══ TE LEZEN FRAGMENT ══

De Omgevingsverordening Gelderland, zoals die luidde op 17 mei 2017

Artikel 2.7.4.2

1. Een bestemmingsplan voor gronden binnen een Nationaal landschap en buiten de GO, het GNN en de Nieuwe Hollandse Waterlinie, maakt ten opzichte van het ten tijde van de inwerkingtreding van de verordening geldende bestemmingsplan alleen bestemmingen mogelijk die de kernkwaliteiten van een Nationaal Landschap niet aantasten of versterken. Deze kernkwaliteiten zijn vastgelegd in bijlage 6 Kernkwaliteiten Nationale Landschappen van deze verordening.

2. In afwijking van het bepaalde in het eerste lid zijn activiteiten die afbreuk doen aan de kernkwaliteiten of deze kernkwaliteiten niet versterken mogelijk:

a. als er geen reële alternatieven zijn;

b. er sprake is van redenen van groot openbaar belang; en

c. er compenserende maatregelen worden getroffen ter waarborging van de kernkwaliteiten van de Nationale Landschappen zoals vastgelegd in bijlage 6 Kernkwaliteiten Nationale Landschappen

3. De geometrische plaatsbepaling van het bepaalde in dit artikel is vervat in het GML-bestand NL.IMRO.9925.PVOVa4-vst1 en is verbeeld op de bij deze verordening behorende kaart Regels Landschap.

Artikel 2.7.2.1

1. In een bestemmingsplan dat betrekking heeft op gronden gelegen binnen de Groene Ontwikkelingszone (GO) worden geen nieuwe grootschalige ontwikkelingen mogelijk gemaakt die leiden tot een significante aantasting van de kernkwaliteiten van het betreffende gebied, tenzij:

a. geen reële alternatieven aanwezig zijn;

b. sprake is van redenen van groot openbaar belang;

c. de negatieve effecten op de kernkwaliteiten, de oppervlakte en de samenhang zoveel mogelijk worden beperkt; en

d. de overblijvende negatieve effecten op de kernkwaliteiten, de oppervlakte en de samenhang gelijkwaardig worden gecompenseerd overeenkomstig het bepaalde in de artikelen 2.7.1.1, derde tot en met zesde lid, en 2.7.1.3.

2. In een bestemmingsplan dat betrekking heeft op gronden gelegen binnen de GO kunnen nieuwe kleinschalige ontwikkelingen mogelijk worden gemaakt, mits:

a. in de toelichting bij het bestemmingsplan wordt aangetoond dat de kernkwaliteiten van het betreffende gebied, in hun onderlinge samenhang bezien, per saldo substantieel worden versterkt; en

b. deze versterking planologisch is verankerd in hetzelfde dan wel een ander, gelijktijdig vast te stellen bestemmingsplan.

═══
══ VERMELDINGEN ══

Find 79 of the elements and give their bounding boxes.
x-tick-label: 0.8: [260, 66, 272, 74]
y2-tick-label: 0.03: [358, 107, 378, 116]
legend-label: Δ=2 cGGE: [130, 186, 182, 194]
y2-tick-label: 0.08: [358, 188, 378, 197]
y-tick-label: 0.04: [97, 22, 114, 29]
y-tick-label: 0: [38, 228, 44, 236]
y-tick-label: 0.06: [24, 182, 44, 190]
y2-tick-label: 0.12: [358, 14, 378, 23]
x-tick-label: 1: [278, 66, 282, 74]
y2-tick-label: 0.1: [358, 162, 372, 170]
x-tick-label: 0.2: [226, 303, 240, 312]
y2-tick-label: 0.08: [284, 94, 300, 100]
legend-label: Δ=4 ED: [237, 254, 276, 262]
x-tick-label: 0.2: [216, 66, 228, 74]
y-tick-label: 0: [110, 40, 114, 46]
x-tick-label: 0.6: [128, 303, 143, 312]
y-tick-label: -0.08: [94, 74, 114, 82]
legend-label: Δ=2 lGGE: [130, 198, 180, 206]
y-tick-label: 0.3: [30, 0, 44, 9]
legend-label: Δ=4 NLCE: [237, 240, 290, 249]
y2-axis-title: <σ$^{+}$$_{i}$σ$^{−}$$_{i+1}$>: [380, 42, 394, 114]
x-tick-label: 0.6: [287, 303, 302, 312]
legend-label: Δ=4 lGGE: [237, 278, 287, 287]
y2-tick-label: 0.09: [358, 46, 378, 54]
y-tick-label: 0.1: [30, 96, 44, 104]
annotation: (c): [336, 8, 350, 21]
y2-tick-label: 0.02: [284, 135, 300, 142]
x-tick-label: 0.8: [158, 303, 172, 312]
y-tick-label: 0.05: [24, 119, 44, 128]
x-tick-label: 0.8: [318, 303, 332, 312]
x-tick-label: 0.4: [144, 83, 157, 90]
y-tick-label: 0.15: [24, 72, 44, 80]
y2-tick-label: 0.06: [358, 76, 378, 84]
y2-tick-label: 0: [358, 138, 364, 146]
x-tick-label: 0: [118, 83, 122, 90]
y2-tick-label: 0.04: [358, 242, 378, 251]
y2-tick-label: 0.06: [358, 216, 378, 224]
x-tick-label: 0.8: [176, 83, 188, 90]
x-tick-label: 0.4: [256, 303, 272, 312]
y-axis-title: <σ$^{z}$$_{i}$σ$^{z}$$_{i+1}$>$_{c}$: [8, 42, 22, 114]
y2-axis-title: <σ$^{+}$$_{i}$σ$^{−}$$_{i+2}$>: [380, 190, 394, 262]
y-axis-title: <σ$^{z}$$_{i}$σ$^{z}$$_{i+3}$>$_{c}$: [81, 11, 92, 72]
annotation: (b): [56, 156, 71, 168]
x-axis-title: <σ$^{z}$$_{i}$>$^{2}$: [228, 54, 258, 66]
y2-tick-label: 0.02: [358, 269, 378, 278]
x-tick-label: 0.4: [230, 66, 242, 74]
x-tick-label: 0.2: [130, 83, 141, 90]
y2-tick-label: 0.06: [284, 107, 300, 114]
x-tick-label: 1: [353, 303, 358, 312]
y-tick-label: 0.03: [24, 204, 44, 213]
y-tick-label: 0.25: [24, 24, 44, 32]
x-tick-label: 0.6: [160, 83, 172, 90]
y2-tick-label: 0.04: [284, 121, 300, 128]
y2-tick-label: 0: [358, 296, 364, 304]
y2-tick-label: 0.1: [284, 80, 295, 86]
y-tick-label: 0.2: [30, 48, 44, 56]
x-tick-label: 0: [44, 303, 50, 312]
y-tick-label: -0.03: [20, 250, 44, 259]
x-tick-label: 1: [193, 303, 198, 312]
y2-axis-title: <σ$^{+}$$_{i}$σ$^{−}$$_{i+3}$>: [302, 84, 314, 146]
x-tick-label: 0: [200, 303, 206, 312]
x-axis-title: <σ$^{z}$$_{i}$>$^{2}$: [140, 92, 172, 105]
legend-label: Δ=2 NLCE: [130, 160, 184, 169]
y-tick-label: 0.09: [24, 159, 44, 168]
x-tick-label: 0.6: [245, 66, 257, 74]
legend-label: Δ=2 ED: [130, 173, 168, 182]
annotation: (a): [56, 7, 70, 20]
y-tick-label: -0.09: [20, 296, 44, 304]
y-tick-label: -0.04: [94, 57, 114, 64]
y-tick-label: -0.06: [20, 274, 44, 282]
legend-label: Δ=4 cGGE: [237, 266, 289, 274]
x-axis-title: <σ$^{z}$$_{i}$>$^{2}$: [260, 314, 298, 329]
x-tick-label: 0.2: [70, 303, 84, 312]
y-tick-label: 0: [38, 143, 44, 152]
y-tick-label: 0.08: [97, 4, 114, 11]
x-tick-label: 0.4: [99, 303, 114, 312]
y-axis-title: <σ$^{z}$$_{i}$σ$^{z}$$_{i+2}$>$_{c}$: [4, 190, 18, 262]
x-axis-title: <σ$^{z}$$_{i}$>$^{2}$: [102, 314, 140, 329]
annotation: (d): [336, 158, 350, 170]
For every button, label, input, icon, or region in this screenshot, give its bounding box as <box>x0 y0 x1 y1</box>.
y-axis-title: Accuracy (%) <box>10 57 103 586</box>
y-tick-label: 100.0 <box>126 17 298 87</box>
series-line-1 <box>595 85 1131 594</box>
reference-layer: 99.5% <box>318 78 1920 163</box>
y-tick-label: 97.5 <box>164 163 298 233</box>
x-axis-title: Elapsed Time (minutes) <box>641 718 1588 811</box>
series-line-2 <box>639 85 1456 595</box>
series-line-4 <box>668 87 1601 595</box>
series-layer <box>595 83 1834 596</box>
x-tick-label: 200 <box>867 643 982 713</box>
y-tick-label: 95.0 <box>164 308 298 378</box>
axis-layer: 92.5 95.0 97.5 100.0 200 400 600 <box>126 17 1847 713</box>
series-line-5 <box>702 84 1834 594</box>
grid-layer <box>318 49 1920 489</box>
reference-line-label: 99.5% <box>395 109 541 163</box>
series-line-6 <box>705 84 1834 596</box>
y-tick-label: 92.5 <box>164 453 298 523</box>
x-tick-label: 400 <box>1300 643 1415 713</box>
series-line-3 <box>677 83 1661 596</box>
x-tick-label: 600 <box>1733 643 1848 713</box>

═══

# UIT TE VOEREN
(a) Neem het fragment uit de Omgevingsverordening Gelderland opnieuw op, beginnend bij "d. de overblijvende" en eindigend bij "te stellen bestemmingsplan.", en vervang daarin "bestemmingsplan" overal door "omgevingsplan".
(b) Schrijf het volgende stuk van de tekst over de Omgevingsverordening Gelderland, aansluitend op de laatste zin.

# ANTWOORDEN PER OPDRACHT
(a)
d. de overblijvende negatieve effecten op de kernkwaliteiten, de oppervlakte en de samenhang gelijkwaardig worden gecompenseerd overeenkomstig het bepaalde in de artikelen 2.7.1.1, derde tot en met zesde lid, en 2.7.1.3.

2. In een omgevingsplan dat betrekking heeft op gronden gelegen binnen de GO kunnen nieuwe kleinschalige ontwikkelingen mogelijk worden gemaakt, mits:

a. in de toelichting bij het omgevingsplan wordt aangetoond dat de kernkwaliteiten van het betreffende gebied, in hun onderlinge samenhang bezien, per saldo substantieel worden versterkt; en

b. deze versterking planologisch is verankerd in hetzelfde dan wel een ander, gelijktijdig vast te stellen omgevingsplan.

(b)
De Wet natuurbescherming, zoals die luidde op 17 mei 2017

Artikel 2.7

1. Een bestuursorgaan stelt een plan dat niet direct verband houdt met of nodig is voor het beheer van een Natura 2000-gebied, en dat afzonderlijk of in combinatie met andere plannen of projecten significante gevolgen kan hebben voor een Natura 2000-gebied, uitsluitend vast indien is voldaan aan artikel 2.8, met uitzondering van het negende lid.

[…]

Artikel 2.8

1. Voor een plan als bedoeld in artikel 2.7, eerste lid, of een project als bedoeld in artikel 2.7, derde lid, onderdeel a, maakt het bestuursorgaan, onderscheidenlijk de aanvrager van de vergunning, een passende beoordeling van de gevolgen voor het Natura 2000-gebied, rekening houdend met de instandhoudingsdoelstellingen voor dat gebied.

2. In afwijking van het eerste lid hoeft geen passende beoordeling te worden gemaakt, ingeval het plan of het project een herhaling of voortzetting is van een ander plan, onderscheidenlijk project, of deel uitmaakt van een ander plan, voor zover voor dat andere plan of project een passende beoordeling is gemaakt en een nieuwe passende beoordeling redelijkerwijs geen nieuwe gegevens en inzichten kan opleveren over de significante gevolgen van dat plan of project.

3. Het bestuursorgaan stelt het plan uitsluitend vast, en gedeputeerde staten verlenen voor het project, bedoeld in het eerste lid, uitsluitend een vergunning, indien uit de passende beoordeling de zekerheid is verkregen dat het plan, onderscheidenlijk het project de natuurlijke kenmerken van het gebied niet zal aantasten.